# Your instructions:
Output the part of the entries that opens with the line containing "Localize all elements." and closes with the line containing "cell-cpu-label: CPU [131,781,211,807]", including both of those lines, as a JSON list of strings with one string per line. Leave out any blank lines.

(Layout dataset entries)

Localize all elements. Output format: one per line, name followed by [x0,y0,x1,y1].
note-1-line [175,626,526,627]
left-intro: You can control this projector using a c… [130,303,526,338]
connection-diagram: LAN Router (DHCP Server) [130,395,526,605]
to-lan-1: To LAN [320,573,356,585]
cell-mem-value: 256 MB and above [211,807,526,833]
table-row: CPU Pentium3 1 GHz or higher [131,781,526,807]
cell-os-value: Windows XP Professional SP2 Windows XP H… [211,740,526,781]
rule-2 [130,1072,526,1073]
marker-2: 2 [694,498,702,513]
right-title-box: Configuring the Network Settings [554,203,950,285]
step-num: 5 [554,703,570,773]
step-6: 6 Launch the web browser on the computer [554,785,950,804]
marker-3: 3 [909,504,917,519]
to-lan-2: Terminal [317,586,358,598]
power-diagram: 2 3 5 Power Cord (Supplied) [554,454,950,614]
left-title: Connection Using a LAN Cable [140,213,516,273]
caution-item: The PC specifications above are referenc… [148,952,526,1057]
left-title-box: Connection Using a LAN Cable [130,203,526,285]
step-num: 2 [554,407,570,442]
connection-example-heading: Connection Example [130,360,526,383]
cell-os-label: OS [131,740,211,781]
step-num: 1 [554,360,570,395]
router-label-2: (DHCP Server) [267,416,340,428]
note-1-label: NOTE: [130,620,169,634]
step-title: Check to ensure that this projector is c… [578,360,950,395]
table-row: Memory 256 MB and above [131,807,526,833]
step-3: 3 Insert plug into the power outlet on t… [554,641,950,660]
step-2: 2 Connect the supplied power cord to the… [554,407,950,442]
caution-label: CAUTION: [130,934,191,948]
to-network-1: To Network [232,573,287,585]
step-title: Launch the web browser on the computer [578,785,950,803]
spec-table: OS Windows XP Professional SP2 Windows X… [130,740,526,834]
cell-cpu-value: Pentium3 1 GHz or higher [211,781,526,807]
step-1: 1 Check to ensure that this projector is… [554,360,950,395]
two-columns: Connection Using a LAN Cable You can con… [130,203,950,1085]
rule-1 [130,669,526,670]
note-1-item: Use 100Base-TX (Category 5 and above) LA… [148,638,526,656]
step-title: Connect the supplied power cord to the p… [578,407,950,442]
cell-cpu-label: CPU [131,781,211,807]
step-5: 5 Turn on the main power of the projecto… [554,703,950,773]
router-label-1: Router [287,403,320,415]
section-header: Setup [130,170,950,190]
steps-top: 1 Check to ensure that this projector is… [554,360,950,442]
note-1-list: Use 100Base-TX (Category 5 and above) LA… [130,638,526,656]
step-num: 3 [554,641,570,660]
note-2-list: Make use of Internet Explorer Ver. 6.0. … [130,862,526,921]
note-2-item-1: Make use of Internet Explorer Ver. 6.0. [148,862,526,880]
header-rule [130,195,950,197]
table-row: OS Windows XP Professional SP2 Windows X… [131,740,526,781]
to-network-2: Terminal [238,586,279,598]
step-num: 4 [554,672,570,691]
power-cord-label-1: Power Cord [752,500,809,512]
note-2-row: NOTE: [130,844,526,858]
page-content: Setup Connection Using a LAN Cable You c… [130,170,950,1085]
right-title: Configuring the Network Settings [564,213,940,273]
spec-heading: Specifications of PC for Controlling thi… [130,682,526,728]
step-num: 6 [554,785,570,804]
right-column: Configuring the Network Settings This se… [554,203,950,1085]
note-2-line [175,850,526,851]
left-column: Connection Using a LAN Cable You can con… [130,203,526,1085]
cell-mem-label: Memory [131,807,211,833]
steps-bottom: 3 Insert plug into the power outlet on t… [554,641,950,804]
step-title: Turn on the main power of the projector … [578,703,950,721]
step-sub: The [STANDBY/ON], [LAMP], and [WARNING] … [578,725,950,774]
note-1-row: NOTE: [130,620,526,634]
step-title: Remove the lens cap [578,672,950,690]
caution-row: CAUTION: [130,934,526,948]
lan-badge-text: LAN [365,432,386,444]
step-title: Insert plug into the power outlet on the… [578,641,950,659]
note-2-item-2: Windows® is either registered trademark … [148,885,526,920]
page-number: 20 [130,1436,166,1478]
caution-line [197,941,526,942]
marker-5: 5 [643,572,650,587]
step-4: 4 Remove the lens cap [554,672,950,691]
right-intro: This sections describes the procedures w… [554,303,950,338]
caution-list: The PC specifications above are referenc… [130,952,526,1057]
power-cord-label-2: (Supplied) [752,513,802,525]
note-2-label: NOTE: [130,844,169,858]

==

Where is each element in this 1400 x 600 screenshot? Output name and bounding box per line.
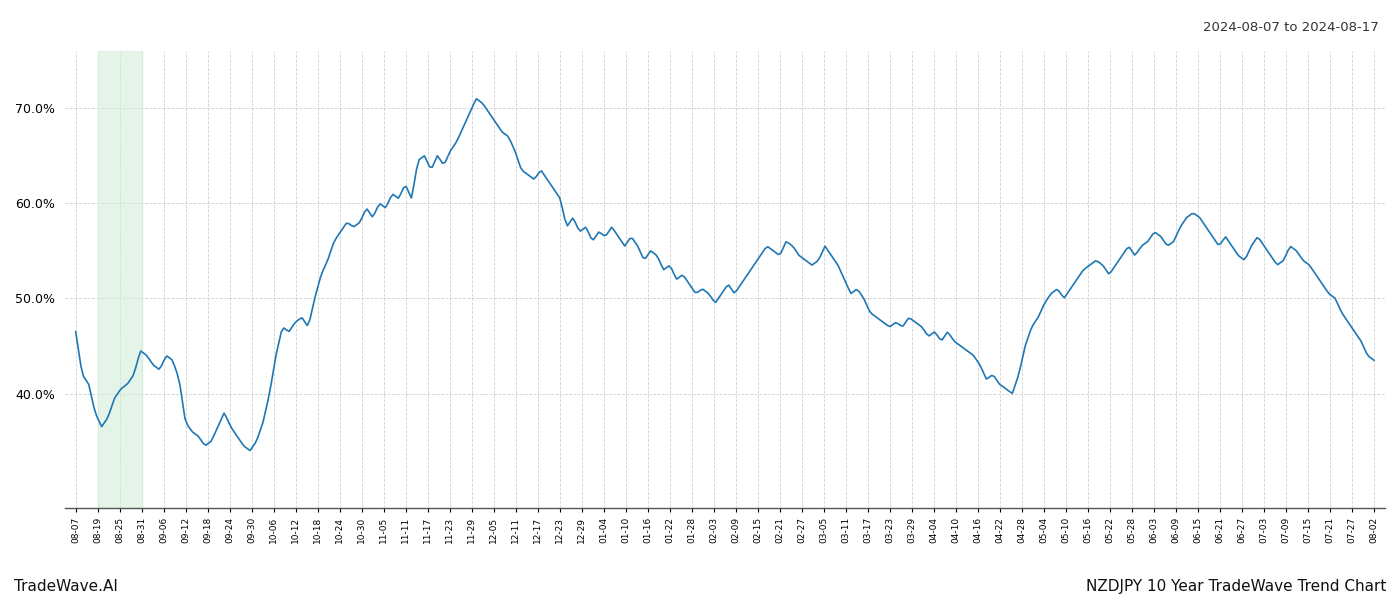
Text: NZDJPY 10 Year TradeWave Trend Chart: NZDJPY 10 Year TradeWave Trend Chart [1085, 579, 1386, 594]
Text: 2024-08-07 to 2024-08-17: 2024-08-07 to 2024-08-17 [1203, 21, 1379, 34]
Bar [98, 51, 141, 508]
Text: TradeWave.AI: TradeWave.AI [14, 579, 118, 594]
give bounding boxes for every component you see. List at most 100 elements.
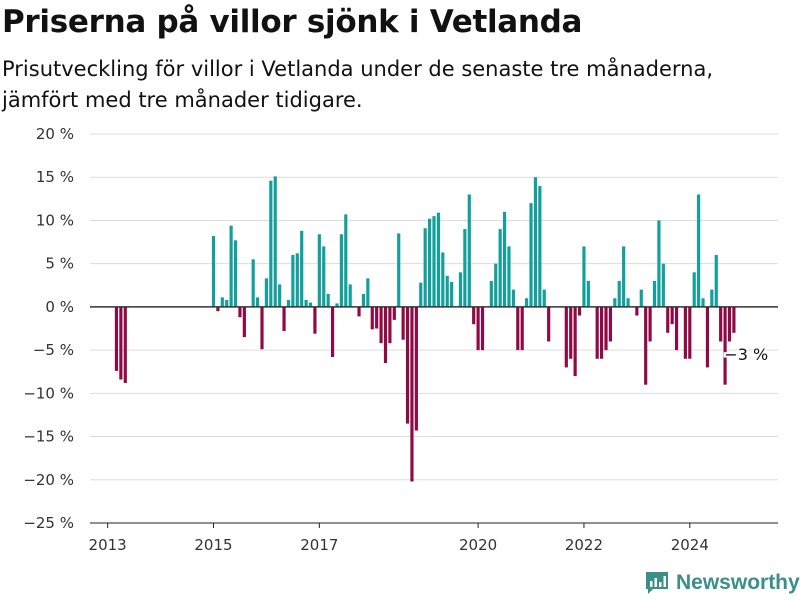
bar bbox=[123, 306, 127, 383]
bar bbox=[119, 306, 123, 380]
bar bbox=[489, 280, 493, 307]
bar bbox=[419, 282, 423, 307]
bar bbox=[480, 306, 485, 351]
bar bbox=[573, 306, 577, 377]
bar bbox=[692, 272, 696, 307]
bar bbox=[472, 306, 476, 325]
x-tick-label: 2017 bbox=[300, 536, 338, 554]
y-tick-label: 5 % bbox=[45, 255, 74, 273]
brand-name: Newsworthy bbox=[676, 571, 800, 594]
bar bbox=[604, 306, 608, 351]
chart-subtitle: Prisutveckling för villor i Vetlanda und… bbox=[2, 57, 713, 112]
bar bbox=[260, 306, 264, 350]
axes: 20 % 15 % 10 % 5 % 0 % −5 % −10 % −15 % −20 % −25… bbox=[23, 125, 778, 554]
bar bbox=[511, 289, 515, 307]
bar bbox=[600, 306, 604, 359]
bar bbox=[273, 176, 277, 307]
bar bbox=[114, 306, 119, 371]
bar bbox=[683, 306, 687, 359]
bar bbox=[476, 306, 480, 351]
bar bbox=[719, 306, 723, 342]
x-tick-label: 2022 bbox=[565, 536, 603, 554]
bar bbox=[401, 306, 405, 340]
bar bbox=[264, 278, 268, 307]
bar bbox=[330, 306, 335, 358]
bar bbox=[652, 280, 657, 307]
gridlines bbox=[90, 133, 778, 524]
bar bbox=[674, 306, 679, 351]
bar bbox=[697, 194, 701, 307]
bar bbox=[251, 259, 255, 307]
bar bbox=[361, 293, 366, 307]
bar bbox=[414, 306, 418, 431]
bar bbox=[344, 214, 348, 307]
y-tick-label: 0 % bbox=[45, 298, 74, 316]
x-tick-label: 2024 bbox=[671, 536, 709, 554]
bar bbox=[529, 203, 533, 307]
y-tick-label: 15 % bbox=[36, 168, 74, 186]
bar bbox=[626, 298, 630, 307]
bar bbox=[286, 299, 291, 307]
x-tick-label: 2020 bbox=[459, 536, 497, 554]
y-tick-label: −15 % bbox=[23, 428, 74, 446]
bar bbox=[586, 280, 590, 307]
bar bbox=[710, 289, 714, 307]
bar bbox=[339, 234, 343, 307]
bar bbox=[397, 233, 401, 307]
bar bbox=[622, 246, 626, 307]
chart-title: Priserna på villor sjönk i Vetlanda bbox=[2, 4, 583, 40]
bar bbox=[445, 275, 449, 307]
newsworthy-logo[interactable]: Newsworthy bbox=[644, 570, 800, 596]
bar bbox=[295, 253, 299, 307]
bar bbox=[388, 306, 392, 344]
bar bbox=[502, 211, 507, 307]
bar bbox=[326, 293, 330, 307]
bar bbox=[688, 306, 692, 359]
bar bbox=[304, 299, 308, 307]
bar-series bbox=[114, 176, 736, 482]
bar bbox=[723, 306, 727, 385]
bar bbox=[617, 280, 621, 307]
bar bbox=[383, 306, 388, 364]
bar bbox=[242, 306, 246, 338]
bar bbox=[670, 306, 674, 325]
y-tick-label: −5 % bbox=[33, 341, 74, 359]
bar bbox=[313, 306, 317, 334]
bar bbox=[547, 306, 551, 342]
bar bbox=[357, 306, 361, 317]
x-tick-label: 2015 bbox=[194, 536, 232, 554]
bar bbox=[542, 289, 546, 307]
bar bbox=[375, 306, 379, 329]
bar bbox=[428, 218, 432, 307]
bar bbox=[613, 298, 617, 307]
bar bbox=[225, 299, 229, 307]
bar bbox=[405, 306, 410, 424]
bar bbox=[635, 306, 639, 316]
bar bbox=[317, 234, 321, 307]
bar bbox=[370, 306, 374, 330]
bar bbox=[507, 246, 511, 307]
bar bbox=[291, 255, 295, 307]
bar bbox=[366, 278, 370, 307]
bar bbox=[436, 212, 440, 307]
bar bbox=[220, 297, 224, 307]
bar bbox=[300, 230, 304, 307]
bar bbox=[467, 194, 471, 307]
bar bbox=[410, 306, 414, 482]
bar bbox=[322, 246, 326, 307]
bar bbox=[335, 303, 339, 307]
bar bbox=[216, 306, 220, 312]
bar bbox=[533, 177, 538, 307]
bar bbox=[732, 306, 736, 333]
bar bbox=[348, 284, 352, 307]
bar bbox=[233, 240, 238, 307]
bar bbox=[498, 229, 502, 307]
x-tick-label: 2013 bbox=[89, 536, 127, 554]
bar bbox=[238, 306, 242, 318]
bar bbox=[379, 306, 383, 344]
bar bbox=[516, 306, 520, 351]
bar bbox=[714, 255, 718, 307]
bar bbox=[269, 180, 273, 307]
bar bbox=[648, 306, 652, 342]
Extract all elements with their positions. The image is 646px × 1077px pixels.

--

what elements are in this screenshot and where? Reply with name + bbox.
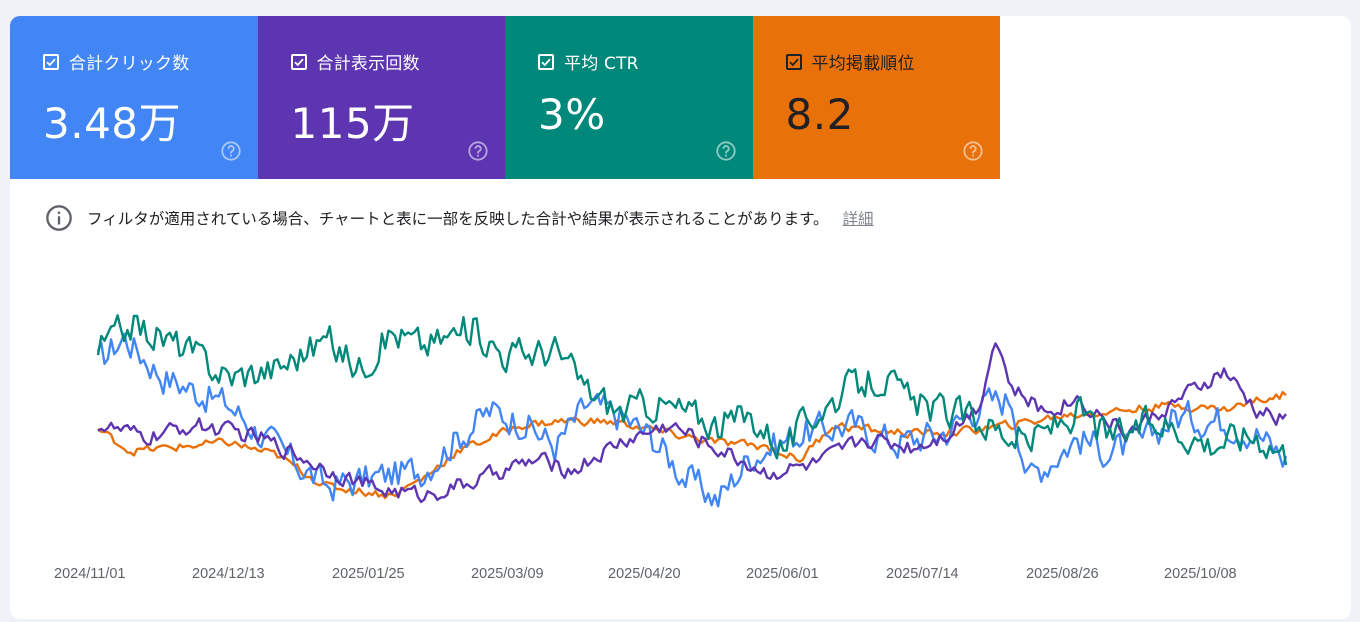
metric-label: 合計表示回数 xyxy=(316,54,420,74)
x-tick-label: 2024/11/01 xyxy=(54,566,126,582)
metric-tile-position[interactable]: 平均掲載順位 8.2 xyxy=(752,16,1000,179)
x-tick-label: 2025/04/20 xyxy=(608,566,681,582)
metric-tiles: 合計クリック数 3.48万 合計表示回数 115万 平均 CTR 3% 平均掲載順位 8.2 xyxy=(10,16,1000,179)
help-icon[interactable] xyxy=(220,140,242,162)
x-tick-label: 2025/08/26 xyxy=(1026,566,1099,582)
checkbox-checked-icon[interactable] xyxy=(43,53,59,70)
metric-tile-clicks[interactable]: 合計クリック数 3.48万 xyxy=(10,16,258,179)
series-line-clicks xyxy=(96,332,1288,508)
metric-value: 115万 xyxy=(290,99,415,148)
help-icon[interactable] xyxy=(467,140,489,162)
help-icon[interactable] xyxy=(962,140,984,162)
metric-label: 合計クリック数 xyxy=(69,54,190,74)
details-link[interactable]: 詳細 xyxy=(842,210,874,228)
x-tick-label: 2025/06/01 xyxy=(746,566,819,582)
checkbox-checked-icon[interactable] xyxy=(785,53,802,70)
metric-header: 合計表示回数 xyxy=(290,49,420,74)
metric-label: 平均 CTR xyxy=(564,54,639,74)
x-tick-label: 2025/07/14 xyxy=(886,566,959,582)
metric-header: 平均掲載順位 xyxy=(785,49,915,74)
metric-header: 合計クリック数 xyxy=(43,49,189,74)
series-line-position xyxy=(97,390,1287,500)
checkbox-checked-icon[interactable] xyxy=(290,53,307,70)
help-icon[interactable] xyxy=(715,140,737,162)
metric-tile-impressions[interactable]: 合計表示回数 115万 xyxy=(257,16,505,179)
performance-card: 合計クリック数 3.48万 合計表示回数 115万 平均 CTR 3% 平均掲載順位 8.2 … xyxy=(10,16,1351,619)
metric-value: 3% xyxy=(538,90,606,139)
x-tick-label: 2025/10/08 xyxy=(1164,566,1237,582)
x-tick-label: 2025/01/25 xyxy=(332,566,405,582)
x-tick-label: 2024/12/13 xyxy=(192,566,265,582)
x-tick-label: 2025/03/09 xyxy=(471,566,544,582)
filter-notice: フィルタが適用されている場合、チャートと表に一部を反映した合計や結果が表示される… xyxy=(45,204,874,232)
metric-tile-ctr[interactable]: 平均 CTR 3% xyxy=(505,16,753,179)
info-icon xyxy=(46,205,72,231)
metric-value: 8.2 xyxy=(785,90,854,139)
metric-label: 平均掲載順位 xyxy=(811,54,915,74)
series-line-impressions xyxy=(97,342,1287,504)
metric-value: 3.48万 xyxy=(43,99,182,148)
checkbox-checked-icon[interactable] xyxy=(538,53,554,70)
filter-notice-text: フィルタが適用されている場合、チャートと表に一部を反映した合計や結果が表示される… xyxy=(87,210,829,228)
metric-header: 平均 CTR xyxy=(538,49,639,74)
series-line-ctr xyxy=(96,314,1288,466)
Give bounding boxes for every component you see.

# Task output:
[
  "Localize all elements. Output format: one per line, name followed by [x0,y0,x1,y1].",
  "note-1-line [175,626,526,627]",
  "left-intro: You can control this projector using a c… [130,303,526,338]",
  "connection-diagram: LAN Router (DHCP Server) [130,395,526,605]",
  "to-lan-1: To LAN [320,573,356,585]",
  "cell-mem-value: 256 MB and above [211,807,526,833]",
  "table-row: CPU Pentium3 1 GHz or higher [131,781,526,807]",
  "cell-os-value: Windows XP Professional SP2 Windows XP H… [211,740,526,781]",
  "rule-2 [130,1072,526,1073]",
  "marker-2: 2 [694,498,702,513]",
  "right-title-box: Configuring the Network Settings [554,203,950,285]",
  "step-num: 5 [554,703,570,773]",
  "step-6: 6 Launch the web browser on the computer [554,785,950,804]",
  "marker-3: 3 [909,504,917,519]",
  "to-lan-2: Terminal [317,586,358,598]",
  "power-diagram: 2 3 5 Power Cord (Supplied) [554,454,950,614]",
  "left-title: Connection Using a LAN Cable [140,213,516,273]",
  "caution-item: The PC specifications above are referenc… [148,952,526,1057]",
  "left-title-box: Connection Using a LAN Cable [130,203,526,285]",
  "step-num: 2 [554,407,570,442]",
  "connection-example-heading: Connection Example [130,360,526,383]",
  "cell-os-label: OS [131,740,211,781]",
  "step-num: 1 [554,360,570,395]",
  "router-label-2: (DHCP Server) [267,416,340,428]",
  "note-1-label: NOTE: [130,620,169,634]",
  "step-title: Check to ensure that this projector is c… [578,360,950,395]",
  "table-row: Memory 256 MB and above [131,807,526,833]",
  "step-3: 3 Insert plug into the power outlet on t… [554,641,950,660]",
  "step-2: 2 Connect the supplied power cord to the… [554,407,950,442]",
  "caution-label: CAUTION: [130,934,191,948]",
  "to-network-1: To Network [232,573,287,585]",
  "step-title: Launch the web browser on the computer [578,785,950,803]",
  "spec-table: OS Windows XP Professional SP2 Windows X… [130,740,526,834]",
  "cell-cpu-value: Pentium3 1 GHz or higher [211,781,526,807]",
  "step-1: 1 Check to ensure that this projector is… [554,360,950,395]",
  "two-columns: Connection Using a LAN Cable You can con… [130,203,950,1085]",
  "rule-1 [130,669,526,670]",
  "note-1-item: Use 100Base-TX (Category 5 and above) LA… [148,638,526,656]",
  "step-title: Connect the supplied power cord to the p… [578,407,950,442]",
  "cell-cpu-label: CPU [131,781,211,807]"
]